» **What to produce**:
Every entry below should be printed exactly, without its images.

» **Entries with figure data**:
★ ★ ★

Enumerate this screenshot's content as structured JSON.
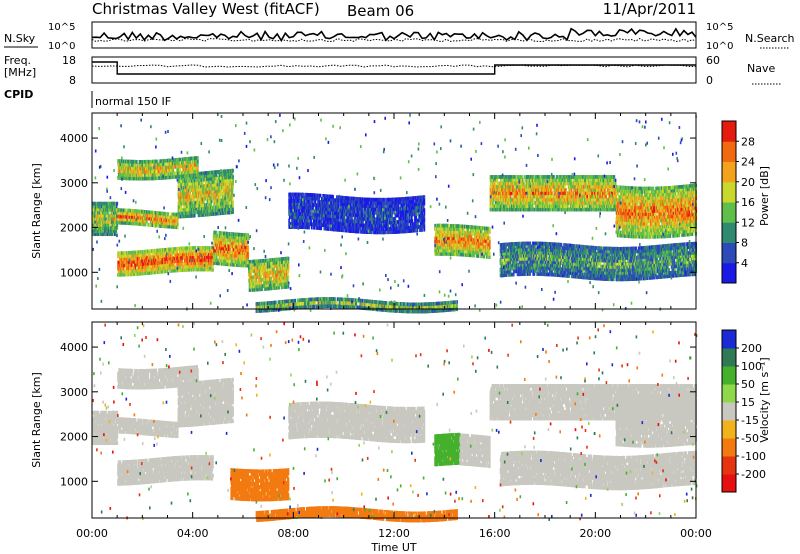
{
  "header": {
    "station": "Christmas Valley West (fitACF)",
    "beam": "Beam 06",
    "date": "11/Apr/2011"
  },
  "strip": {
    "nsky_label": "N.Sky",
    "nsearch_label": "N.Search",
    "nsky_ticks": [
      "10^5",
      "10^0"
    ],
    "nsearch_ticks": [
      "10^5",
      "10^0"
    ],
    "freq_label": "Freq.",
    "freq_unit": "[MHz]",
    "freq_ticks": [
      "18",
      "8"
    ],
    "nave_label": "Nave",
    "nave_ticks": [
      "60",
      "0"
    ],
    "cpid_label": "CPID",
    "cpid_value": "normal 150 IF"
  },
  "chart_data": [
    {
      "type": "heatmap",
      "name": "power",
      "ylabel": "Slant Range [km]",
      "ylim": [
        180,
        4560
      ],
      "yticks": [
        "1000",
        "2000",
        "3000",
        "4000"
      ],
      "xlabel": "Time UT",
      "xlim_hours": [
        0,
        24
      ],
      "xticks": [
        "00:00",
        "04:00",
        "08:00",
        "12:00",
        "16:00",
        "20:00",
        "00:00"
      ],
      "colorbar": {
        "label": "Power [dB]",
        "ticks": [
          "4",
          "8",
          "12",
          "16",
          "20",
          "24",
          "28"
        ],
        "colors": [
          "#1a1ae6",
          "#2c4bb8",
          "#2f8a6f",
          "#5fbf4a",
          "#c9d82c",
          "#f2a21c",
          "#f26a10",
          "#e61b10"
        ]
      },
      "bands": [
        {
          "t": [
            0.0,
            1.0
          ],
          "range": [
            1850,
            2600
          ],
          "level": 0.55
        },
        {
          "t": [
            1.0,
            3.4
          ],
          "range": [
            2050,
            2400
          ],
          "level": 0.85
        },
        {
          "t": [
            3.4,
            5.6
          ],
          "range": [
            2300,
            3300
          ],
          "level": 0.6
        },
        {
          "t": [
            1.0,
            4.2
          ],
          "range": [
            3150,
            3600
          ],
          "level": 0.7
        },
        {
          "t": [
            1.0,
            4.8
          ],
          "range": [
            1000,
            1550
          ],
          "level": 0.95
        },
        {
          "t": [
            4.8,
            6.2
          ],
          "range": [
            1200,
            1950
          ],
          "level": 0.8
        },
        {
          "t": [
            6.2,
            7.8
          ],
          "range": [
            650,
            1350
          ],
          "level": 0.7
        },
        {
          "t": [
            7.8,
            13.2
          ],
          "range": [
            1950,
            2750
          ],
          "level": 0.1
        },
        {
          "t": [
            13.6,
            15.8
          ],
          "range": [
            1350,
            2050
          ],
          "level": 0.8
        },
        {
          "t": [
            15.8,
            20.8
          ],
          "range": [
            2400,
            3200
          ],
          "level": 0.75
        },
        {
          "t": [
            20.8,
            24.0
          ],
          "range": [
            1850,
            3000
          ],
          "level": 0.8
        },
        {
          "t": [
            16.2,
            24.0
          ],
          "range": [
            900,
            1650
          ],
          "level": 0.35
        },
        {
          "t": [
            6.5,
            14.5
          ],
          "range": [
            180,
            420
          ],
          "level": 0.55
        }
      ]
    },
    {
      "type": "heatmap",
      "name": "velocity",
      "ylabel": "Slant Range [km]",
      "ylim": [
        180,
        4560
      ],
      "yticks": [
        "1000",
        "2000",
        "3000",
        "4000"
      ],
      "xlabel": "Time UT",
      "xlim_hours": [
        0,
        24
      ],
      "xticks": [
        "00:00",
        "04:00",
        "08:00",
        "12:00",
        "16:00",
        "20:00",
        "00:00"
      ],
      "colorbar": {
        "label": "Velocity [m s⁻¹]",
        "ticks": [
          "200",
          "100",
          "50",
          "15",
          "-15",
          "-50",
          "-100",
          "-200"
        ],
        "colors": [
          "#1a2bd6",
          "#2f7a55",
          "#45b02c",
          "#8fd84a",
          "#c8c8c0",
          "#f2b21c",
          "#f27a10",
          "#e63410",
          "#e61010"
        ]
      },
      "bands": [
        {
          "t": [
            0.0,
            1.0
          ],
          "range": [
            1850,
            2600
          ],
          "level": 0.0
        },
        {
          "t": [
            1.0,
            3.4
          ],
          "range": [
            2050,
            2400
          ],
          "level": 0.0
        },
        {
          "t": [
            3.4,
            5.6
          ],
          "range": [
            2300,
            3300
          ],
          "level": 0.0
        },
        {
          "t": [
            1.0,
            4.2
          ],
          "range": [
            3150,
            3600
          ],
          "level": 0.0
        },
        {
          "t": [
            1.0,
            4.8
          ],
          "range": [
            1000,
            1550
          ],
          "level": 0.0
        },
        {
          "t": [
            5.5,
            7.8
          ],
          "range": [
            650,
            1350
          ],
          "level": -0.45
        },
        {
          "t": [
            7.8,
            13.2
          ],
          "range": [
            1950,
            2750
          ],
          "level": 0.0
        },
        {
          "t": [
            13.6,
            14.6
          ],
          "range": [
            1350,
            2050
          ],
          "level": 0.4
        },
        {
          "t": [
            14.6,
            15.8
          ],
          "range": [
            1350,
            2050
          ],
          "level": 0.0
        },
        {
          "t": [
            15.8,
            24.0
          ],
          "range": [
            2400,
            3200
          ],
          "level": 0.0
        },
        {
          "t": [
            20.8,
            24.0
          ],
          "range": [
            1850,
            3000
          ],
          "level": 0.0
        },
        {
          "t": [
            16.2,
            24.0
          ],
          "range": [
            900,
            1650
          ],
          "level": 0.0
        },
        {
          "t": [
            6.5,
            14.5
          ],
          "range": [
            180,
            420
          ],
          "level": -0.4
        }
      ]
    }
  ]
}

★ ★ ★

» **Task output**:
Enumerate this screenshot's content as structured JSON.
{
  "header": {
    "station": "Christmas Valley West (fitACF)",
    "beam": "Beam 06",
    "date": "11/Apr/2011"
  },
  "strip": {
    "nsky_label": "N.Sky",
    "nsearch_label": "N.Search",
    "nsky_ticks": [
      "10^5",
      "10^0"
    ],
    "nsearch_ticks": [
      "10^5",
      "10^0"
    ],
    "freq_label": "Freq.",
    "freq_unit": "[MHz]",
    "freq_ticks": [
      "18",
      "8"
    ],
    "nave_label": "Nave",
    "nave_ticks": [
      "60",
      "0"
    ],
    "cpid_label": "CPID",
    "cpid_value": "normal 150 IF"
  },
  "chart_data": [
    {
      "type": "heatmap",
      "name": "power",
      "ylabel": "Slant Range [km]",
      "ylim": [
        180,
        4560
      ],
      "yticks": [
        "1000",
        "2000",
        "3000",
        "4000"
      ],
      "xlabel": "Time UT",
      "xlim_hours": [
        0,
        24
      ],
      "xticks": [
        "00:00",
        "04:00",
        "08:00",
        "12:00",
        "16:00",
        "20:00",
        "00:00"
      ],
      "colorbar": {
        "label": "Power [dB]",
        "ticks": [
          "4",
          "8",
          "12",
          "16",
          "20",
          "24",
          "28"
        ],
        "colors": [
          "#1a1ae6",
          "#2c4bb8",
          "#2f8a6f",
          "#5fbf4a",
          "#c9d82c",
          "#f2a21c",
          "#f26a10",
          "#e61b10"
        ]
      },
      "bands": [
        {
          "t": [
            0.0,
            1.0
          ],
          "range": [
            1850,
            2600
          ],
          "level": 0.55
        },
        {
          "t": [
            1.0,
            3.4
          ],
          "range": [
            2050,
            2400
          ],
          "level": 0.85
        },
        {
          "t": [
            3.4,
            5.6
          ],
          "range": [
            2300,
            3300
          ],
          "level": 0.6
        },
        {
          "t": [
            1.0,
            4.2
          ],
          "range": [
            3150,
            3600
          ],
          "level": 0.7
        },
        {
          "t": [
            1.0,
            4.8
          ],
          "range": [
            1000,
            1550
          ],
          "level": 0.95
        },
        {
          "t": [
            4.8,
            6.2
          ],
          "range": [
            1200,
            1950
          ],
          "level": 0.8
        },
        {
          "t": [
            6.2,
            7.8
          ],
          "range": [
            650,
            1350
          ],
          "level": 0.7
        },
        {
          "t": [
            7.8,
            13.2
          ],
          "range": [
            1950,
            2750
          ],
          "level": 0.1
        },
        {
          "t": [
            13.6,
            15.8
          ],
          "range": [
            1350,
            2050
          ],
          "level": 0.8
        },
        {
          "t": [
            15.8,
            20.8
          ],
          "range": [
            2400,
            3200
          ],
          "level": 0.75
        },
        {
          "t": [
            20.8,
            24.0
          ],
          "range": [
            1850,
            3000
          ],
          "level": 0.8
        },
        {
          "t": [
            16.2,
            24.0
          ],
          "range": [
            900,
            1650
          ],
          "level": 0.35
        },
        {
          "t": [
            6.5,
            14.5
          ],
          "range": [
            180,
            420
          ],
          "level": 0.55
        }
      ]
    },
    {
      "type": "heatmap",
      "name": "velocity",
      "ylabel": "Slant Range [km]",
      "ylim": [
        180,
        4560
      ],
      "yticks": [
        "1000",
        "2000",
        "3000",
        "4000"
      ],
      "xlabel": "Time UT",
      "xlim_hours": [
        0,
        24
      ],
      "xticks": [
        "00:00",
        "04:00",
        "08:00",
        "12:00",
        "16:00",
        "20:00",
        "00:00"
      ],
      "colorbar": {
        "label": "Velocity [m s⁻¹]",
        "ticks": [
          "200",
          "100",
          "50",
          "15",
          "-15",
          "-50",
          "-100",
          "-200"
        ],
        "colors": [
          "#1a2bd6",
          "#2f7a55",
          "#45b02c",
          "#8fd84a",
          "#c8c8c0",
          "#f2b21c",
          "#f27a10",
          "#e63410",
          "#e61010"
        ]
      },
      "bands": [
        {
          "t": [
            0.0,
            1.0
          ],
          "range": [
            1850,
            2600
          ],
          "level": 0.0
        },
        {
          "t": [
            1.0,
            3.4
          ],
          "range": [
            2050,
            2400
          ],
          "level": 0.0
        },
        {
          "t": [
            3.4,
            5.6
          ],
          "range": [
            2300,
            3300
          ],
          "level": 0.0
        },
        {
          "t": [
            1.0,
            4.2
          ],
          "range": [
            3150,
            3600
          ],
          "level": 0.0
        },
        {
          "t": [
            1.0,
            4.8
          ],
          "range": [
            1000,
            1550
          ],
          "level": 0.0
        },
        {
          "t": [
            5.5,
            7.8
          ],
          "range": [
            650,
            1350
          ],
          "level": -0.45
        },
        {
          "t": [
            7.8,
            13.2
          ],
          "range": [
            1950,
            2750
          ],
          "level": 0.0
        },
        {
          "t": [
            13.6,
            14.6
          ],
          "range": [
            1350,
            2050
          ],
          "level": 0.4
        },
        {
          "t": [
            14.6,
            15.8
          ],
          "range": [
            1350,
            2050
          ],
          "level": 0.0
        },
        {
          "t": [
            15.8,
            24.0
          ],
          "range": [
            2400,
            3200
          ],
          "level": 0.0
        },
        {
          "t": [
            20.8,
            24.0
          ],
          "range": [
            1850,
            3000
          ],
          "level": 0.0
        },
        {
          "t": [
            16.2,
            24.0
          ],
          "range": [
            900,
            1650
          ],
          "level": 0.0
        },
        {
          "t": [
            6.5,
            14.5
          ],
          "range": [
            180,
            420
          ],
          "level": -0.4
        }
      ]
    }
  ]
}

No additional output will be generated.